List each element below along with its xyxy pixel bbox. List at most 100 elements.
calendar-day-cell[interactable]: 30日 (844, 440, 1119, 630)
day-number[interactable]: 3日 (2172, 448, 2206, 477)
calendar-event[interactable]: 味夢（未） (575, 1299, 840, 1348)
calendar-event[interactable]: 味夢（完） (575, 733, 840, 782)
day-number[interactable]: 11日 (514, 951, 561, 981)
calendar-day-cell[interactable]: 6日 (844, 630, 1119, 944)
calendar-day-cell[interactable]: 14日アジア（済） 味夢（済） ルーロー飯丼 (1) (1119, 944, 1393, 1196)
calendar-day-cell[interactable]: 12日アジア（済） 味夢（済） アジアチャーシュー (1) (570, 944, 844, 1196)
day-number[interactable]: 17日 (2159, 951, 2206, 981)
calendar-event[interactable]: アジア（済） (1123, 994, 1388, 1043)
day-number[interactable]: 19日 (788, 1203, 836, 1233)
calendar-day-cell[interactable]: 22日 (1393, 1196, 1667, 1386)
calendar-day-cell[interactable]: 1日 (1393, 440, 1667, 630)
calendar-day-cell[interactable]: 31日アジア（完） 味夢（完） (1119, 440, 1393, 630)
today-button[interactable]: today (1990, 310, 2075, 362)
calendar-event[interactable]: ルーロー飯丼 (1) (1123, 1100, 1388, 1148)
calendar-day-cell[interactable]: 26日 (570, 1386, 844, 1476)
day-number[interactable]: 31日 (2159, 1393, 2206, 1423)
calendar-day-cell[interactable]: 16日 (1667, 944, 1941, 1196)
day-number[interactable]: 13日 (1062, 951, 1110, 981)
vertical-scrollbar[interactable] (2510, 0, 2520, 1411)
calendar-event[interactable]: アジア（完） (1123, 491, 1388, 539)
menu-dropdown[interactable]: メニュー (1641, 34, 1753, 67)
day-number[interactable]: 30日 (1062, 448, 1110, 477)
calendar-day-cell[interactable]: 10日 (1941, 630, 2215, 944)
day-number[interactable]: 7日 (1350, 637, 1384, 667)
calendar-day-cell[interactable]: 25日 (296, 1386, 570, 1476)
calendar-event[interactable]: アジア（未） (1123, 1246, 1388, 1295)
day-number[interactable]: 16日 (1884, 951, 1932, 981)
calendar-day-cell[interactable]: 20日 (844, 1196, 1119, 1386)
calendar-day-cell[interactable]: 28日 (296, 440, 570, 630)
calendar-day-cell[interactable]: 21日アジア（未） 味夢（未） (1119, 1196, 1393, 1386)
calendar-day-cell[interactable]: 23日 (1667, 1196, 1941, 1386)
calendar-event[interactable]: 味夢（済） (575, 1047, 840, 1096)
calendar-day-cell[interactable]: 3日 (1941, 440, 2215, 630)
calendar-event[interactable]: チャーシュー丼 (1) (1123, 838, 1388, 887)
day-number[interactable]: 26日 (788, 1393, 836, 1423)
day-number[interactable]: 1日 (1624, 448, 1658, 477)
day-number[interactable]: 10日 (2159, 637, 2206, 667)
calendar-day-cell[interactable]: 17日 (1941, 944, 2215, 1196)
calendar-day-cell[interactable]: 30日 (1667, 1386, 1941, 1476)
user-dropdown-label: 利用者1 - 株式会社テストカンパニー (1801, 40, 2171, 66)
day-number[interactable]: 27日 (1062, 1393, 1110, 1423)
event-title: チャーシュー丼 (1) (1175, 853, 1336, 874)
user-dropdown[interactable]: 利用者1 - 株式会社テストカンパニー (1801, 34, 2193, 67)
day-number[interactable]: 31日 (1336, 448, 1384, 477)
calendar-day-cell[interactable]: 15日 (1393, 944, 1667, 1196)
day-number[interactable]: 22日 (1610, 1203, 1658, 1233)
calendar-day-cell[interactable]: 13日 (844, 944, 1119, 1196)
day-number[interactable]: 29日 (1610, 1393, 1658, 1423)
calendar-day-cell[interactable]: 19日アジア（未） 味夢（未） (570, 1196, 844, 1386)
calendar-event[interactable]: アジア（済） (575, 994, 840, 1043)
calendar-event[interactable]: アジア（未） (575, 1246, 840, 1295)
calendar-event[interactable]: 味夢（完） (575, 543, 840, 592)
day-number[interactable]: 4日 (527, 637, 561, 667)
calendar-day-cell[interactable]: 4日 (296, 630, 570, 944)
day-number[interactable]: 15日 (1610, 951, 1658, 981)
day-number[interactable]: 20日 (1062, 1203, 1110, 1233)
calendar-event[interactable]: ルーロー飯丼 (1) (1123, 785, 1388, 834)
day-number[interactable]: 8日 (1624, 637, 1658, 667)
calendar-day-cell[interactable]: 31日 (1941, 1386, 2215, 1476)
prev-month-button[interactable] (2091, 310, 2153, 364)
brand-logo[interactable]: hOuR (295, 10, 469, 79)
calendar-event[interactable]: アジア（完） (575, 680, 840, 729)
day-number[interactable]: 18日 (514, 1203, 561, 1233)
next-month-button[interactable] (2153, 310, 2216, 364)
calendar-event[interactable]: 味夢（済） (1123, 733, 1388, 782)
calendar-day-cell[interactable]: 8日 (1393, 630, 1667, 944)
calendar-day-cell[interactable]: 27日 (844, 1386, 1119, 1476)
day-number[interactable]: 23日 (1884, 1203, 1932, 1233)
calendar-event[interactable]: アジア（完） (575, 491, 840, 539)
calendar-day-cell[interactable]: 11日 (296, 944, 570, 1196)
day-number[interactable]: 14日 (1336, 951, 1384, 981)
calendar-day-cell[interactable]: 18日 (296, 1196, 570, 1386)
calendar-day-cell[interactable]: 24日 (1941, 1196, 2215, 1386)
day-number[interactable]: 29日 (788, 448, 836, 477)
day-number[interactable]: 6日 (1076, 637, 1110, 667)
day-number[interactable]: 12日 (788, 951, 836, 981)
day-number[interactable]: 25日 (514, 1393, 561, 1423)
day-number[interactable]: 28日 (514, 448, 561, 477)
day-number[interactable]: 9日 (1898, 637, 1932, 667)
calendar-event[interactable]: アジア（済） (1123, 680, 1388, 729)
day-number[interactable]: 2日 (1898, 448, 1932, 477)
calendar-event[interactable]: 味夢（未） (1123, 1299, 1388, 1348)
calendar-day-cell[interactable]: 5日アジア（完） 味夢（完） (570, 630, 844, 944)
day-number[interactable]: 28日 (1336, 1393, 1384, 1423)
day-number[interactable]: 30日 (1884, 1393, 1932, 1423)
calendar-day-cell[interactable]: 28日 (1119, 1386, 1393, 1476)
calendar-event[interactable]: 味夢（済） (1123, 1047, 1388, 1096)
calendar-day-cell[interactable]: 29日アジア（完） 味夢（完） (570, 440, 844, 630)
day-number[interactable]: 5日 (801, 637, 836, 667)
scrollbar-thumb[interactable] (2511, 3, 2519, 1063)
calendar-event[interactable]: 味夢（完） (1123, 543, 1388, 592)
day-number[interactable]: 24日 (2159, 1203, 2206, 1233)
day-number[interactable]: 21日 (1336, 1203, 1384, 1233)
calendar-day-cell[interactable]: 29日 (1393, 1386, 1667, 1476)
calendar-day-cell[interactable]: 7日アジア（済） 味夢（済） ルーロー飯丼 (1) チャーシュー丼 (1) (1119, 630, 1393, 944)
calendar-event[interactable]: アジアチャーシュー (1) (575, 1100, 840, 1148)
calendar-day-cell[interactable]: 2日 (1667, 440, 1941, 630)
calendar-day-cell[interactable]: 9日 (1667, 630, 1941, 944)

-------------------------

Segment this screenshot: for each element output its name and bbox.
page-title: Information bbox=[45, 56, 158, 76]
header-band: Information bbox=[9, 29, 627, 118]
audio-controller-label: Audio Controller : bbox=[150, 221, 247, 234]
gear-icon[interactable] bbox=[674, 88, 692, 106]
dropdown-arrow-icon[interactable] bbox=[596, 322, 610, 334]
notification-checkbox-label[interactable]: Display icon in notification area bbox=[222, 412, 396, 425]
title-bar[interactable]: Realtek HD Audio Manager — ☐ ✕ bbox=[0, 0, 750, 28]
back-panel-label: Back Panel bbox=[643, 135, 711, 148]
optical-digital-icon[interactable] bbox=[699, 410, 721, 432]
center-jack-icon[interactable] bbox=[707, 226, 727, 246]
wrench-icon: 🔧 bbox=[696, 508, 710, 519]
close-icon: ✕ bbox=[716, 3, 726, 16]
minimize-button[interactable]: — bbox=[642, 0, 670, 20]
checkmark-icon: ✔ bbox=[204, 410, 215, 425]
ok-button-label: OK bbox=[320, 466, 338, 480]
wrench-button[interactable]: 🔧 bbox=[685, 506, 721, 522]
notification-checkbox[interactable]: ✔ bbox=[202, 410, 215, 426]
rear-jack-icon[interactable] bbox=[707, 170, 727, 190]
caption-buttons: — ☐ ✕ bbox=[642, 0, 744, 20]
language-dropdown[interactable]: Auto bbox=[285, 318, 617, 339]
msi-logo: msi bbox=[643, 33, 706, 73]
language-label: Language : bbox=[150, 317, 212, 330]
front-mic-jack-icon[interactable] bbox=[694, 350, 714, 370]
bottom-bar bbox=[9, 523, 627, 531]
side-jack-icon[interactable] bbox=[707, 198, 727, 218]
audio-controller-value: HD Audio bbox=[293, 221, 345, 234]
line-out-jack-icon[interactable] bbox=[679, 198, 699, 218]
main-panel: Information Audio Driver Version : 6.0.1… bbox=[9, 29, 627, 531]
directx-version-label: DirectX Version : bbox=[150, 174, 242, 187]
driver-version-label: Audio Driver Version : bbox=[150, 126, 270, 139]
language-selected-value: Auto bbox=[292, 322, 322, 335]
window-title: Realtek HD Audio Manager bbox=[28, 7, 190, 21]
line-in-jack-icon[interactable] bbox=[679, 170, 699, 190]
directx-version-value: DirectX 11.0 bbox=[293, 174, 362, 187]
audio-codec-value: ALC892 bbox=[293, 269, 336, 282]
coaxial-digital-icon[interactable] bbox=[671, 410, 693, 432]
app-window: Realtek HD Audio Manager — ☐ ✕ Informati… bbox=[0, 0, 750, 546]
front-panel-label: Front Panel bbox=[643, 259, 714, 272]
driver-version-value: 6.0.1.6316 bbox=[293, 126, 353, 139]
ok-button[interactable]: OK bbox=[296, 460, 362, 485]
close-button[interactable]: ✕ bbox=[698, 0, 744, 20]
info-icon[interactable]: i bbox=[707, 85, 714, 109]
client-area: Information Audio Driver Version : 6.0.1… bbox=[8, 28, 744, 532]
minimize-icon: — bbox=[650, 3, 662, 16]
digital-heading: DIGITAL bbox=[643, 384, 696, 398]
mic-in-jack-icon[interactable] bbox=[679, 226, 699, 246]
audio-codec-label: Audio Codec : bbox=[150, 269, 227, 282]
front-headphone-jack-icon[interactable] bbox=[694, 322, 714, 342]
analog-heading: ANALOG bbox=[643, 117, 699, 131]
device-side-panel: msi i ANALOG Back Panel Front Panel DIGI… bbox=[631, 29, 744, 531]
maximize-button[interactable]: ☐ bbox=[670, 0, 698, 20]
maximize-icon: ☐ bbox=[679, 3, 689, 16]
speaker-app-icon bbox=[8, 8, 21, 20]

-------------------------

→ **Written instruction**
Render the data lines as a JSON list of strings, one string per line, starting at the line that contains "List each element" and ending at the line that contains "calendar-day-cell[interactable]: 6日 (844, 630, 1119, 944)", with both of those lines included.

→ **Solution for this task**
[
  "List each element below along with its xyxy pixel bbox. List at most 100 elements.",
  "calendar-day-cell[interactable]: 30日 (844, 440, 1119, 630)",
  "day-number[interactable]: 3日 (2172, 448, 2206, 477)",
  "calendar-event[interactable]: 味夢（未） (575, 1299, 840, 1348)",
  "calendar-event[interactable]: 味夢（完） (575, 733, 840, 782)",
  "day-number[interactable]: 11日 (514, 951, 561, 981)",
  "calendar-day-cell[interactable]: 6日 (844, 630, 1119, 944)"
]